:: Your objective ::
Records follow. Pull out every line that contains "специальности".

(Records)

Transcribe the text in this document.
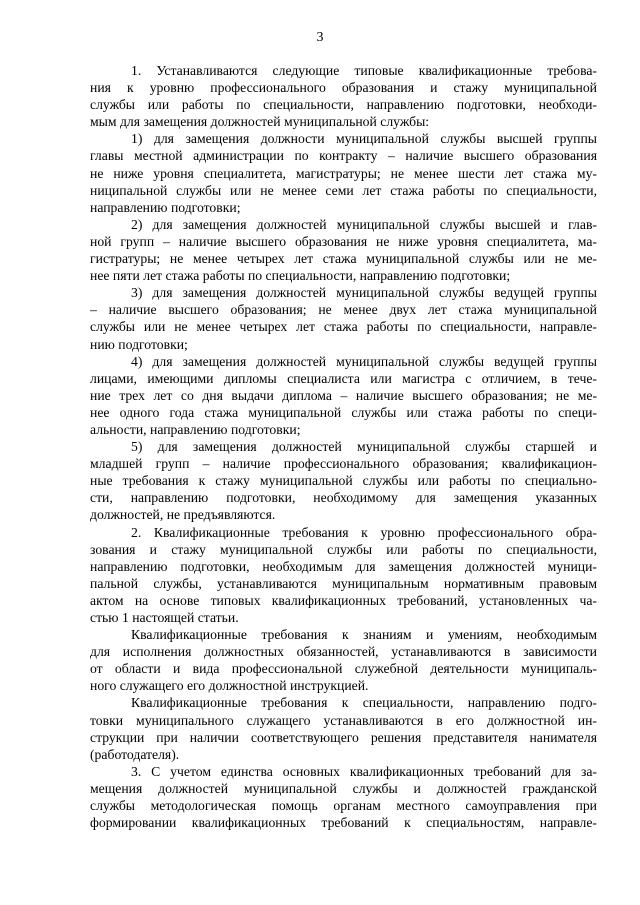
3
1. Устанавливаются следующие типовые квалификационные требова-
ния к уровню профессионального образования и стажу муниципальной
службы или работы по специальности, направлению подготовки, необходи-
мым для замещения должностей муниципальной службы:
1) для замещения должности муниципальной службы высшей группы
главы местной администрации по контракту – наличие высшего образования
не ниже уровня специалитета, магистратуры; не менее шести лет стажа му-
ниципальной службы или не менее семи лет стажа работы по специальности,
направлению подготовки;
2) для замещения должностей муниципальной службы высшей и глав-
ной групп – наличие высшего образования не ниже уровня специалитета, ма-
гистратуры; не менее четырех лет стажа муниципальной службы или не ме-
нее пяти лет стажа работы по специальности, направлению подготовки;
3) для замещения должностей муниципальной службы ведущей группы
– наличие высшего образования; не менее двух лет стажа муниципальной
службы или не менее четырех лет стажа работы по специальности, направле-
нию подготовки;
4) для замещения должностей муниципальной службы ведущей группы
лицами, имеющими дипломы специалиста или магистра с отличием, в тече-
ние трех лет со дня выдачи диплома – наличие высшего образования; не ме-
нее одного года стажа муниципальной службы или стажа работы по специ-
альности, направлению подготовки;
5) для замещения должностей муниципальной службы старшей и
младшей групп – наличие профессионального образования; квалификацион-
ные требования к стажу муниципальной службы или работы по специально-
сти, направлению подготовки, необходимому для замещения указанных
должностей, не предъявляются.
2. Квалификационные требования к уровню профессионального обра-
зования и стажу муниципальной службы или работы по специальности,
направлению подготовки, необходимым для замещения должностей муници-
пальной службы, устанавливаются муниципальным нормативным правовым
актом на основе типовых квалификационных требований, установленных ча-
стью 1 настоящей статьи.
Квалификационные требования к знаниям и умениям, необходимым
для исполнения должностных обязанностей, устанавливаются в зависимости
от области и вида профессиональной служебной деятельности муниципаль-
ного служащего его должностной инструкцией.
Квалификационные требования к специальности, направлению подго-
товки муниципального служащего устанавливаются в его должностной ин-
струкции при наличии соответствующего решения представителя нанимателя
(работодателя).
3. С учетом единства основных квалификационных требований для за-
мещения должностей муниципальной службы и должностей гражданской
службы методологическая помощь органам местного самоуправления при
формировании квалификационных требований к специальностям, направле-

:: Exercise answer ::
службы или работы по специальности, направлению подготовки, необходи-
ниципальной службы или не менее семи лет стажа работы по специальности,
нее пяти лет стажа работы по специальности, направлению подготовки;
службы или не менее четырех лет стажа работы по специальности, направле-
зования и стажу муниципальной службы или работы по специальности,
Квалификационные требования к специальности, направлению подго-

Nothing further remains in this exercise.